* BEGIN AVAILABLE DATA *
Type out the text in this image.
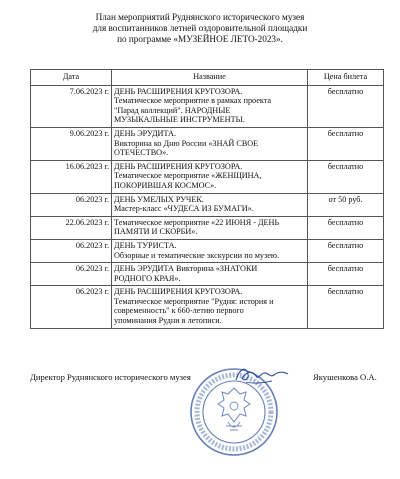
План мероприятий Руднянского исторического музея
для воспитанников летней оздоровительной площадки
по программе «МУЗЕЙНОЕ ЛЕТО-2023».
Дата	Название	Цена билета
7.06.2023 г.	ДЕНЬ РАСШИРЕНИЯ КРУГОЗОРА.
Тематическое мероприятие в рамках проекта
"Парад коллекций". НАРОДНЫЕ
МУЗЫКАЛЬНЫЕ ИНСТРУМЕНТЫ.	бесплатно
9.06.2023 г.	ДЕНЬ ЭРУДИТА.
Викторина ко Дню России «ЗНАЙ СВОЕ
ОТЕЧЕСТВО».	бесплатно
16.06.2023 г.	ДЕНЬ РАСШИРЕНИЯ КРУГОЗОРА.
Тематическое мероприятие «ЖЕНЩИНА,
ПОКОРИВШАЯ КОСМОС».	бесплатно
06.2023 г.	ДЕНЬ УМЕЛЫХ РУЧЕК.
Мастер-класс «ЧУДЕСА ИЗ БУМАГИ».	от 50 руб.
22.06.2023 г.	Тематическое мероприятие «22 ИЮНЯ - ДЕНЬ
ПАМЯТИ И СКОРБИ».	бесплатно
06.2023 г.	ДЕНЬ ТУРИСТА.
Обзорные и тематические экскурсии по музею.	бесплатно
06.2023 г.	ДЕНЬ ЭРУДИТА Викторина «ЗНАТОКИ
РОДНОГО КРАЯ».	бесплатно
06.2023 г.	ДЕНЬ РАСШИРЕНИЯ КРУГОЗОРА.
Тематическое мероприятие "Рудня: история и
современность" к 660-летию первого
упоминания Рудни в летописи.	бесплатно
Директор Руднянского исторического музея	Якушенкова О.А.
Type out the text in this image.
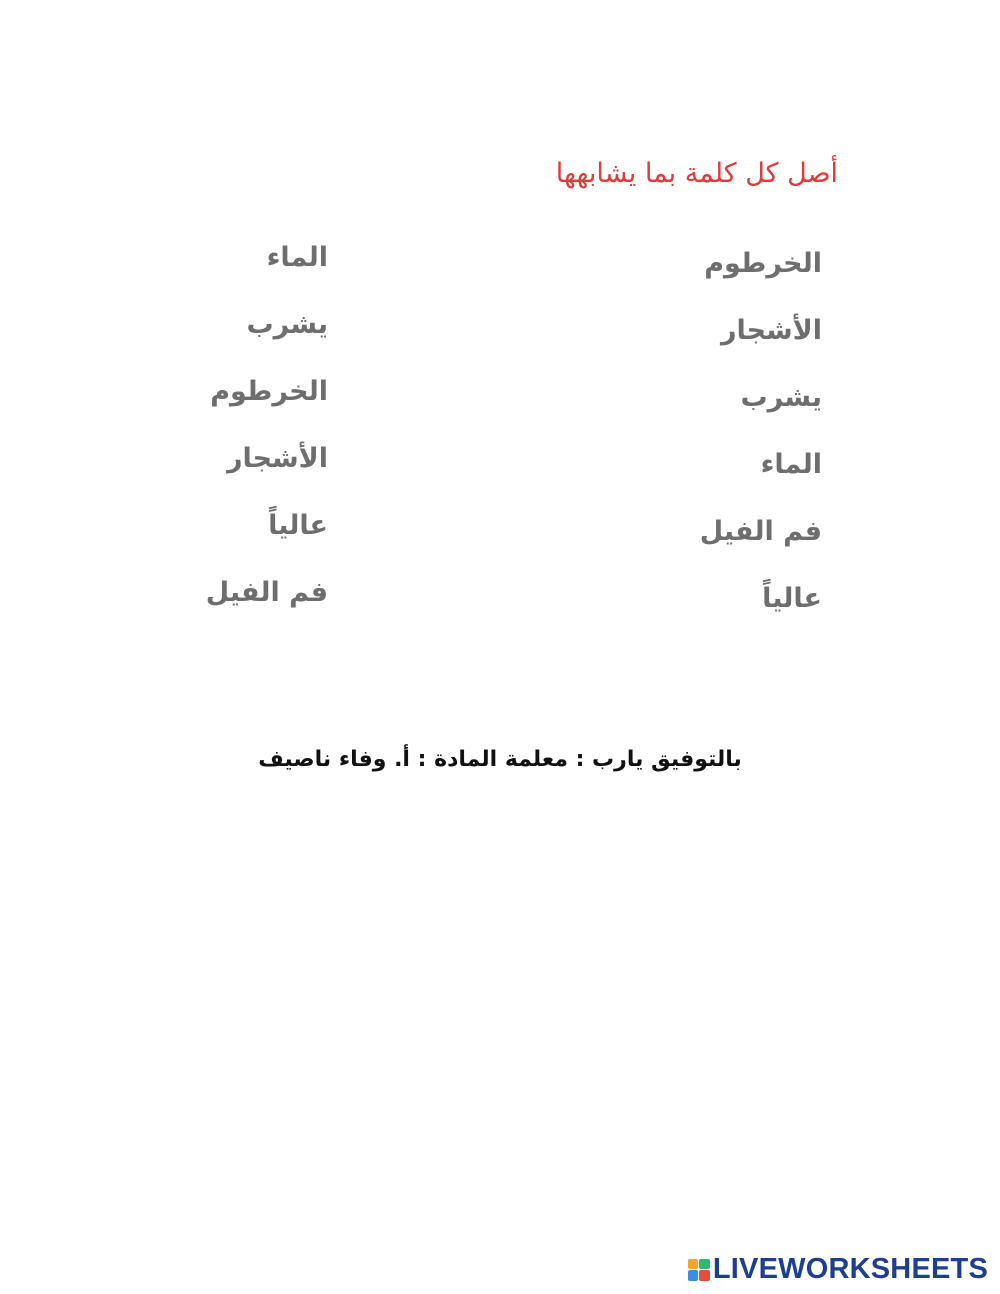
أصل كل كلمة بما يشابهها
الخرطوم
الأشجار
يشرب
الماء
فم الفيل
عالياً
الماء
يشرب
الخرطوم
الأشجار
عالياً
فم الفيل
بالتوفيق يارب : معلمة المادة : أ. وفاء ناصيف
LIVEWORKSHEETS
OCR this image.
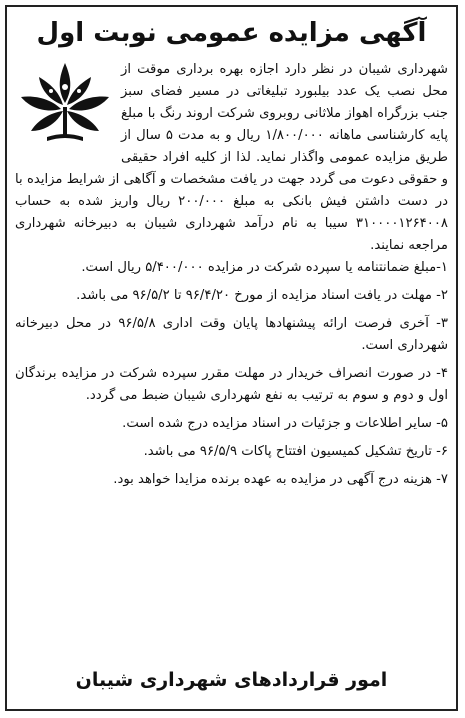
آگهی مزایده عمومی نوبت اول

شهرداری شیبان در نظر دارد اجازه بهره برداری موقت از محل نصب یک عدد بیلبورد تبلیغاتی در مسیر فضای سبز جنب بزرگراه اهواز ملاثانی روبروی شرکت اروند رنگ با مبلغ پایه کارشناسی ماهانه ۱/۸۰۰/۰۰۰ ریال و به مدت ۵ سال از طریق مزایده عمومی واگذار نماید. لذا از کلیه افراد حقیقی و حقوقی دعوت می گردد جهت در یافت مشخصات و آگاهی از شرایط مزایده با در دست داشتن فیش بانکی به مبلغ ۲۰۰/۰۰۰ ریال واریز شده به حساب ۳۱۰۰۰۰۱۲۶۴۰۰۸ سیبا به نام درآمد شهرداری شیبان به دبیرخانه شهرداری مراجعه نمایند.

۱-مبلغ ضمانتنامه یا سپرده شرکت در مزایده ۵/۴۰۰/۰۰۰ ریال است.
۲- مهلت در یافت اسناد مزایده از مورخ ۹۶/۴/۲۰ تا ۹۶/۵/۲ می باشد.
۳- آخری فرصت ارائه پیشنهادها پایان وقت اداری ۹۶/۵/۸ در محل دبیرخانه شهرداری است.
۴- در صورت انصراف خریدار در مهلت مقرر سپرده شرکت در مزایده برندگان اول و دوم و سوم به ترتیب به نفع شهرداری شیبان ضبط می گردد.
۵- سایر اطلاعات و جزئیات در اسناد مزایده درج شده است.
۶- تاریخ تشکیل کمیسیون افتتاح پاکات ۹۶/۵/۹ می باشد.
۷- هزینه درج آگهی در مزایده به عهده برنده مزایدا خواهد بود.
امور قراردادهای شهرداری شیبان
* END AVAILABLE DATA *
Using the records above, list each line that includes "Тематическое".

Тематическое мероприятие в рамках проекта
Тематическое мероприятие «ЖЕНЩИНА,
22.06.2023 г.	Тематическое мероприятие «22 ИЮНЯ - ДЕНЬ
Тематическое мероприятие "Рудня: история и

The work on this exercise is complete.